** What is needed **
Give the data below again exactly as it stands. Omit the pictures.

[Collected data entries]
_ _ _ _ _ _ _

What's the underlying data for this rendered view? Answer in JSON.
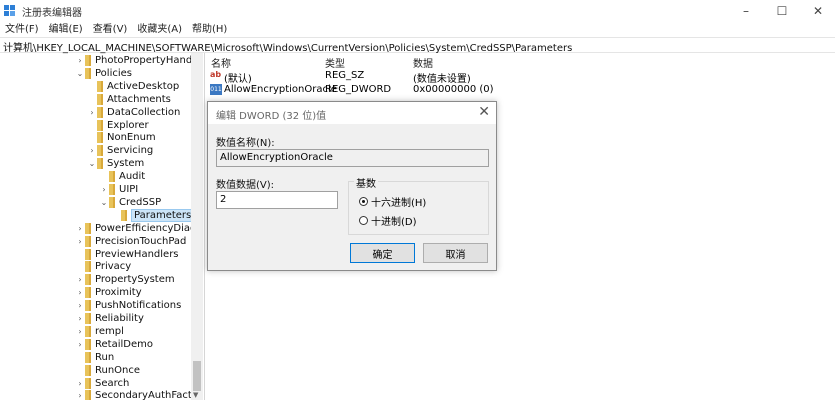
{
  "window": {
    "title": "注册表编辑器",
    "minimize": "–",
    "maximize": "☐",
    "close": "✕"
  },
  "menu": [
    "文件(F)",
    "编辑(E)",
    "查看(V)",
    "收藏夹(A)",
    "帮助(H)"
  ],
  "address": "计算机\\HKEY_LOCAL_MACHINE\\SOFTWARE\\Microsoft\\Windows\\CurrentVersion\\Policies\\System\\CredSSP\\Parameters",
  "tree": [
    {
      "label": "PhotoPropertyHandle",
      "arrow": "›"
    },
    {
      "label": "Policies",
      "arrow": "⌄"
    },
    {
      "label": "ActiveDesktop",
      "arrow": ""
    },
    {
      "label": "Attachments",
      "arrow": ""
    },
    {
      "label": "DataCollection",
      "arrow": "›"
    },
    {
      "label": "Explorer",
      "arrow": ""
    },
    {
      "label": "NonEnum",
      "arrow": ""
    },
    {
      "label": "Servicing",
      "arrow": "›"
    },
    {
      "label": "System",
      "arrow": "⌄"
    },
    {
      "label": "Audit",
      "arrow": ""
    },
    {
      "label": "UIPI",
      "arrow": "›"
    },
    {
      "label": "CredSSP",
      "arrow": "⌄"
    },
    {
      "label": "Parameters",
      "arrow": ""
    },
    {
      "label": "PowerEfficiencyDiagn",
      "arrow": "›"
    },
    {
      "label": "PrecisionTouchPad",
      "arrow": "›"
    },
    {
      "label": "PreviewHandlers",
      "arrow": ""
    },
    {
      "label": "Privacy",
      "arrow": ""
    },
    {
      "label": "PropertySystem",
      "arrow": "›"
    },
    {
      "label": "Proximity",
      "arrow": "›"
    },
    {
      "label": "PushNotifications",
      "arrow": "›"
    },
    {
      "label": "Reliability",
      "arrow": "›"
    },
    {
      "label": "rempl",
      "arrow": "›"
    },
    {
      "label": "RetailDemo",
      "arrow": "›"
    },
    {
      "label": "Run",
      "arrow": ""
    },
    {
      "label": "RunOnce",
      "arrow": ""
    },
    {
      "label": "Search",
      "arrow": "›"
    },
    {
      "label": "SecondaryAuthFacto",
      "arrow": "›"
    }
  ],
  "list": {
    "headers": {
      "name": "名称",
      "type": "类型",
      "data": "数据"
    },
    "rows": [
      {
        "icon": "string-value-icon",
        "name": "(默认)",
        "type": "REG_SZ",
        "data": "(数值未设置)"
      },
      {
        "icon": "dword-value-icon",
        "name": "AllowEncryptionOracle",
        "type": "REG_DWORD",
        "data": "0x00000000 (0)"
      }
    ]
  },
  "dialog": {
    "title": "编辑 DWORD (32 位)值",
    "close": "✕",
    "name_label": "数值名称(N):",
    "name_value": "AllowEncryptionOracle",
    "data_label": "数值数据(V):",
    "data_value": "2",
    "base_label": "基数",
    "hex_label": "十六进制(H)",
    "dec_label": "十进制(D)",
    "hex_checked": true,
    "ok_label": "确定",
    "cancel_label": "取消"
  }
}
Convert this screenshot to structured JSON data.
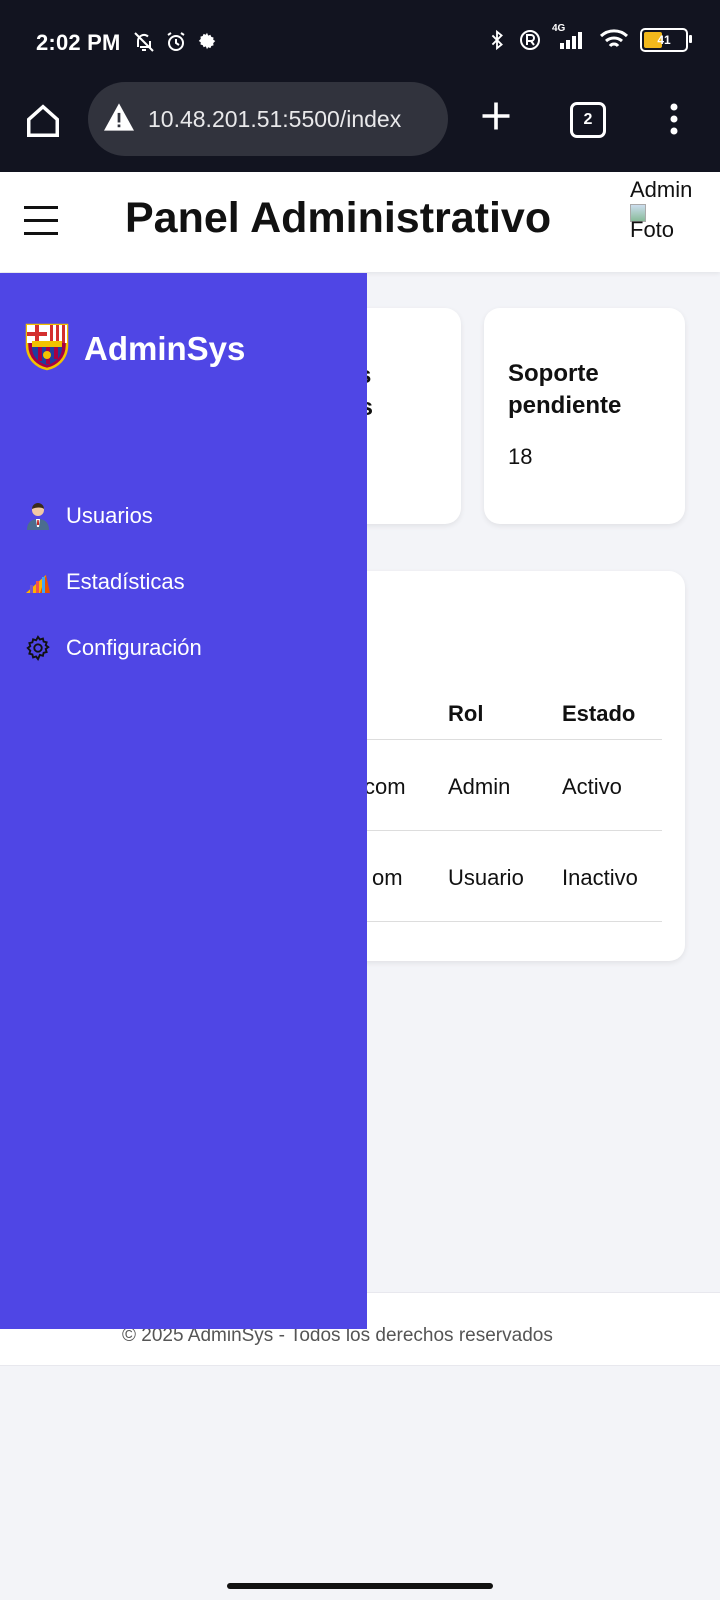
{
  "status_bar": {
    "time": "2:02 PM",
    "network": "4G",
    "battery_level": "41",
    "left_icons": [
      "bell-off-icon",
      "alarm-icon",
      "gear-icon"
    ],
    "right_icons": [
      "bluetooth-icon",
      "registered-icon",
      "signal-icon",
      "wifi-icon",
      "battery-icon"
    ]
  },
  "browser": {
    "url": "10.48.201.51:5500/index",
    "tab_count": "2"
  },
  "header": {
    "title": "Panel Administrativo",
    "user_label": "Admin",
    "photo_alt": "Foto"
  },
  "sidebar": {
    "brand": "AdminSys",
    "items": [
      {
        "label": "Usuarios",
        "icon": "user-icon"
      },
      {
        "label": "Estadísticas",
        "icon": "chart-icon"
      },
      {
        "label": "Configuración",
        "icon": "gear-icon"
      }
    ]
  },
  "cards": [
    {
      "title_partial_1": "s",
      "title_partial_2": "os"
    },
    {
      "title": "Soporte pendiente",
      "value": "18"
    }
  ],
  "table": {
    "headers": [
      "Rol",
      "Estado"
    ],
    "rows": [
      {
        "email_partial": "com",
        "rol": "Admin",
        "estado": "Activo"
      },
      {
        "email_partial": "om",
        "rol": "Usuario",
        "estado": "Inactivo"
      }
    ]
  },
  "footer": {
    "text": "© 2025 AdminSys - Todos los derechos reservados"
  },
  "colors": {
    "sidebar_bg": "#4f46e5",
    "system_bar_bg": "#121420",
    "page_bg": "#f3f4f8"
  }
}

_ _ _ _ _ _ _

** Exercise output **
What's the underlying data for this rendered view? Answer in JSON.
{
  "window": {
    "title": "注册表编辑器",
    "minimize": "–",
    "maximize": "☐",
    "close": "✕"
  },
  "menu": [
    "文件(F)",
    "编辑(E)",
    "查看(V)",
    "收藏夹(A)",
    "帮助(H)"
  ],
  "address": "计算机\\HKEY_LOCAL_MACHINE\\SOFTWARE\\Microsoft\\Windows\\CurrentVersion\\Policies\\System\\CredSSP\\Parameters",
  "tree": [
    {
      "label": "PhotoPropertyHandle",
      "arrow": "›"
    },
    {
      "label": "Policies",
      "arrow": "⌄"
    },
    {
      "label": "ActiveDesktop",
      "arrow": ""
    },
    {
      "label": "Attachments",
      "arrow": ""
    },
    {
      "label": "DataCollection",
      "arrow": "›"
    },
    {
      "label": "Explorer",
      "arrow": ""
    },
    {
      "label": "NonEnum",
      "arrow": ""
    },
    {
      "label": "Servicing",
      "arrow": "›"
    },
    {
      "label": "System",
      "arrow": "⌄"
    },
    {
      "label": "Audit",
      "arrow": ""
    },
    {
      "label": "UIPI",
      "arrow": "›"
    },
    {
      "label": "CredSSP",
      "arrow": "⌄"
    },
    {
      "label": "Parameters",
      "arrow": ""
    },
    {
      "label": "PowerEfficiencyDiagn",
      "arrow": "›"
    },
    {
      "label": "PrecisionTouchPad",
      "arrow": "›"
    },
    {
      "label": "PreviewHandlers",
      "arrow": ""
    },
    {
      "label": "Privacy",
      "arrow": ""
    },
    {
      "label": "PropertySystem",
      "arrow": "›"
    },
    {
      "label": "Proximity",
      "arrow": "›"
    },
    {
      "label": "PushNotifications",
      "arrow": "›"
    },
    {
      "label": "Reliability",
      "arrow": "›"
    },
    {
      "label": "rempl",
      "arrow": "›"
    },
    {
      "label": "RetailDemo",
      "arrow": "›"
    },
    {
      "label": "Run",
      "arrow": ""
    },
    {
      "label": "RunOnce",
      "arrow": ""
    },
    {
      "label": "Search",
      "arrow": "›"
    },
    {
      "label": "SecondaryAuthFacto",
      "arrow": "›"
    }
  ],
  "list": {
    "headers": {
      "name": "名称",
      "type": "类型",
      "data": "数据"
    },
    "rows": [
      {
        "icon": "string-value-icon",
        "name": "(默认)",
        "type": "REG_SZ",
        "data": "(数值未设置)"
      },
      {
        "icon": "dword-value-icon",
        "name": "AllowEncryptionOracle",
        "type": "REG_DWORD",
        "data": "0x00000000 (0)"
      }
    ]
  },
  "dialog": {
    "title": "编辑 DWORD (32 位)值",
    "close": "✕",
    "name_label": "数值名称(N):",
    "name_value": "AllowEncryptionOracle",
    "data_label": "数值数据(V):",
    "data_value": "2",
    "base_label": "基数",
    "hex_label": "十六进制(H)",
    "dec_label": "十进制(D)",
    "hex_checked": true,
    "ok_label": "确定",
    "cancel_label": "取消"
  }
}
Convert this screenshot to structured JSON data.
{
  "status_bar": {
    "time": "2:02 PM",
    "network": "4G",
    "battery_level": "41",
    "left_icons": [
      "bell-off-icon",
      "alarm-icon",
      "gear-icon"
    ],
    "right_icons": [
      "bluetooth-icon",
      "registered-icon",
      "signal-icon",
      "wifi-icon",
      "battery-icon"
    ]
  },
  "browser": {
    "url": "10.48.201.51:5500/index",
    "tab_count": "2"
  },
  "header": {
    "title": "Panel Administrativo",
    "user_label": "Admin",
    "photo_alt": "Foto"
  },
  "sidebar": {
    "brand": "AdminSys",
    "items": [
      {
        "label": "Usuarios",
        "icon": "user-icon"
      },
      {
        "label": "Estadísticas",
        "icon": "chart-icon"
      },
      {
        "label": "Configuración",
        "icon": "gear-icon"
      }
    ]
  },
  "cards": [
    {
      "title_partial_1": "s",
      "title_partial_2": "os"
    },
    {
      "title": "Soporte pendiente",
      "value": "18"
    }
  ],
  "table": {
    "headers": [
      "Rol",
      "Estado"
    ],
    "rows": [
      {
        "email_partial": "com",
        "rol": "Admin",
        "estado": "Activo"
      },
      {
        "email_partial": "om",
        "rol": "Usuario",
        "estado": "Inactivo"
      }
    ]
  },
  "footer": {
    "text": "© 2025 AdminSys - Todos los derechos reservados"
  },
  "colors": {
    "sidebar_bg": "#4f46e5",
    "system_bar_bg": "#121420",
    "page_bg": "#f3f4f8"
  }
}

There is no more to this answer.